• [Task to carry out]: Write out the passage below on separate Krita builds for each CPU in full, word for word.

Separate builds for each CPU

Compilation targets

The term “cpu optimization” is usually rather confusing. It can be used in three different meanings:

  1. Compiler’s “target architecture”. An architecture, for which the compiler generates code. This architecture is selected by -march and -mtune compiler switches. -march allows the compiler to issue architecture specific instructions. It also enables the corresponding intrinsics. -mtune activates automatic optimizations (and vectorizations) of the code for the specified architecture.

    For example, if we specify -march=nehalem, then _mm_mul_ps intrinsic will become available (since it is a part SSE), but _mm256_mul_ps will not (it is from AVX set). If we specify -march=sandybridge, then both intrinsic will become available.

  2. “Host architecture”. An architecture of the CPU where we compile Krita on. In most of the cases this architecture doesn’t matter. If the compiler supports generation of instructions for a specific instruction set at all (e.g. AVX), then it will generate them on any host CPU, even the older one.

    Theoretically, you can instruct the compiler to build Krita for the “host architecture”, by passing -march=native -mtune=native, but it is not recommended, since it makes the binaries not portable.

    İpucu

    Back in 2012 Krita also had an option to compile for the “host architecture”. That option was removed later in favor of multiarch builds of the critical code.

  3. “User’s CPU architecture”. An architecture of the CPU where the user will run Krita on.

Obviously, we cannot tell in advance what CPU the user will run Krita on. We can detect CPU capabilities only when Krita actually starts on user’s device. Therefore we need to have multiple versions of the hot-path algorithms, prebuilt for each possible CPU architecture and select the optimal version on Krita startup.

Here is Krita we prebuild code for 7 most popular target instruction sets:

  1. SSE2 — basic 128-bit floating-point and integer arithmetic

  2. SSSE3 — SSE2 + several shuffle instructions

  3. SSE4.1 — SSSE3 + integer conversions and rounding instructions

  4. AVX — SSE4.1 + 256-bit floating-point (only!) arithmetic and shuffles

  5. AVX2+FMA — AVX + 256-bit integer arithmetic and fused-multiply-add (used a lot in compositioning code for implementation of lerp function)

• [Excerpted records]:
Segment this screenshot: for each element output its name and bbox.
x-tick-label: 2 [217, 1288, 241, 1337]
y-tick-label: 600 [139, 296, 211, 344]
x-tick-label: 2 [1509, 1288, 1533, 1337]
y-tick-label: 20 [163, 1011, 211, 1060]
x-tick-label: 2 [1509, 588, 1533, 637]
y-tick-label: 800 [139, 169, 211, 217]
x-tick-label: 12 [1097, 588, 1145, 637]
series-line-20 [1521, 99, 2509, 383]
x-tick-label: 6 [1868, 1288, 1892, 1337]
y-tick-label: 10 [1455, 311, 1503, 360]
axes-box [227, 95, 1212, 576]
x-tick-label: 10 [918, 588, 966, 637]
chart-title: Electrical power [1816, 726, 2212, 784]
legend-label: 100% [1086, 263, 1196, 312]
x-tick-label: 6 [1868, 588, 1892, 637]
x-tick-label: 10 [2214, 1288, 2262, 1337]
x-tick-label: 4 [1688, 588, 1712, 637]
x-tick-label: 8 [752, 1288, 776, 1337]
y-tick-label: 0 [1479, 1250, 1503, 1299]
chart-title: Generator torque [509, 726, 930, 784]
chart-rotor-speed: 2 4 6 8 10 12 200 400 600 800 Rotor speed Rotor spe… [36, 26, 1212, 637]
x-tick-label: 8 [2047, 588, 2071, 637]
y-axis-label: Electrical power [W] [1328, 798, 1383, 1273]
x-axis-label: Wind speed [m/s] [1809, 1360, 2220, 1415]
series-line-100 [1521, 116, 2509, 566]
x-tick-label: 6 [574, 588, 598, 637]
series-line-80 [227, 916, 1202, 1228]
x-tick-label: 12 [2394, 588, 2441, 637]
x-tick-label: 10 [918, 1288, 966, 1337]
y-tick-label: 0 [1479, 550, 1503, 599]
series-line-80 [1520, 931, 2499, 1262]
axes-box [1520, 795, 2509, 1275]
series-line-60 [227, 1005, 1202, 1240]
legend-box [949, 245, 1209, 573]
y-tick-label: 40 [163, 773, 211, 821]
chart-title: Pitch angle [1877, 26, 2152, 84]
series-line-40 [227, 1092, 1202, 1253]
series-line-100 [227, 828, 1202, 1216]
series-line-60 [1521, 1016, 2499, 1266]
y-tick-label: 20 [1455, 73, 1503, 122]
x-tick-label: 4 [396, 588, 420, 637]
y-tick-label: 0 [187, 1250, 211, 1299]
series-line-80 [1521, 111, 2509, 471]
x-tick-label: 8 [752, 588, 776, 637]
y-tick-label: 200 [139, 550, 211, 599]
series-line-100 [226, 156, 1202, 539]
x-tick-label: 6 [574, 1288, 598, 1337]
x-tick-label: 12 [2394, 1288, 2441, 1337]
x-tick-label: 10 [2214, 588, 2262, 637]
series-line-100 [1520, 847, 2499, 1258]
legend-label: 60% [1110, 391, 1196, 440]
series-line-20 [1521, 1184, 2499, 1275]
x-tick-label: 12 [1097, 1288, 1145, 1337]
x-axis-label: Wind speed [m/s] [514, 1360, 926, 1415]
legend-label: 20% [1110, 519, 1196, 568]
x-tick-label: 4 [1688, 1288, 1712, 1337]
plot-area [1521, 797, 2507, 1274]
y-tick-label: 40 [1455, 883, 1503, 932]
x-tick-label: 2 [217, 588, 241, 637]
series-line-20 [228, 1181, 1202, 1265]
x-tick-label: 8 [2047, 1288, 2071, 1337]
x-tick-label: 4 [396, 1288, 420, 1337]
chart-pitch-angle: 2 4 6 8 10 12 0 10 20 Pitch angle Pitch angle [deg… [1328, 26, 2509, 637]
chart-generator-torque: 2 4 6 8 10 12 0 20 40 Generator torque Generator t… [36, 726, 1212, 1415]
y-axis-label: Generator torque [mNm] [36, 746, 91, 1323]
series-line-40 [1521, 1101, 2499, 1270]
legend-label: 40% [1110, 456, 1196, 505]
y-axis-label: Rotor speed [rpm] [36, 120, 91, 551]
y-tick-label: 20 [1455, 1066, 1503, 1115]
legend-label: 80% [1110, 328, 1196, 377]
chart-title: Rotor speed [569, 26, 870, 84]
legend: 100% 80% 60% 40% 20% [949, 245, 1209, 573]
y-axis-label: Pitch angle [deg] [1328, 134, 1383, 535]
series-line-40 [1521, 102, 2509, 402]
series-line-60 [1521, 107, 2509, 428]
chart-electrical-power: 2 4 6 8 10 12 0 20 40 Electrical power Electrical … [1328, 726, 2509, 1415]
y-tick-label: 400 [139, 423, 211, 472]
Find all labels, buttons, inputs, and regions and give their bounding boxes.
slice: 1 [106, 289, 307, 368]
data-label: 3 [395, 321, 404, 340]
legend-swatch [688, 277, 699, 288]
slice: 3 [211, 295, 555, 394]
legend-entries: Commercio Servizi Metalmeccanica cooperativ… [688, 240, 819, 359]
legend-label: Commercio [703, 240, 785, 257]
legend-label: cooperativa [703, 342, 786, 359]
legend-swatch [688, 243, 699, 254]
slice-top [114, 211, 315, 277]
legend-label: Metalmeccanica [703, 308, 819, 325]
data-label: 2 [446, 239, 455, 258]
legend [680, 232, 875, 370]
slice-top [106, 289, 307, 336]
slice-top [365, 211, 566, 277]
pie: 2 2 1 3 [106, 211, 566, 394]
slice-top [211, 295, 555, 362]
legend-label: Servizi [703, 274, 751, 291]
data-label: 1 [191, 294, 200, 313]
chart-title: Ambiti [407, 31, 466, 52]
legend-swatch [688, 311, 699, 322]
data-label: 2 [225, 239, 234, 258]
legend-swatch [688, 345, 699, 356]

• [Solution to the exercise]:
Separate builds for each CPU

Compilation targets

The term “cpu optimization” is usually rather confusing. It can be used in three different meanings:

  1. Compiler’s “target architecture”. An architecture, for which the compiler generates code. This architecture is selected by -march and -mtune compiler switches. -march allows the compiler to issue architecture specific instructions. It also enables the corresponding intrinsics. -mtune activates automatic optimizations (and vectorizations) of the code for the specified architecture.

    For example, if we specify -march=nehalem, then _mm_mul_ps intrinsic will become available (since it is a part SSE), but _mm256_mul_ps will not (it is from AVX set). If we specify -march=sandybridge, then both intrinsic will become available.

  2. “Host architecture”. An architecture of the CPU where we compile Krita on. In most of the cases this architecture doesn’t matter. If the compiler supports generation of instructions for a specific instruction set at all (e.g. AVX), then it will generate them on any host CPU, even the older one.

    Theoretically, you can instruct the compiler to build Krita for the “host architecture”, by passing -march=native -mtune=native, but it is not recommended, since it makes the binaries not portable.

    İpucu

    Back in 2012 Krita also had an option to compile for the “host architecture”. That option was removed later in favor of multiarch builds of the critical code.

  3. “User’s CPU architecture”. An architecture of the CPU where the user will run Krita on.

Obviously, we cannot tell in advance what CPU the user will run Krita on. We can detect CPU capabilities only when Krita actually starts on user’s device. Therefore we need to have multiple versions of the hot-path algorithms, prebuilt for each possible CPU architecture and select the optimal version on Krita startup.

Here is Krita we prebuild code for 7 most popular target instruction sets:

  1. SSE2 — basic 128-bit floating-point and integer arithmetic

  2. SSSE3 — SSE2 + several shuffle instructions

  3. SSE4.1 — SSSE3 + integer conversions and rounding instructions

  4. AVX — SSE4.1 + 256-bit floating-point (only!) arithmetic and shuffles

  5. AVX2+FMA — AVX + 256-bit integer arithmetic and fused-multiply-add (used a lot in compositioning code for implementation of lerp function)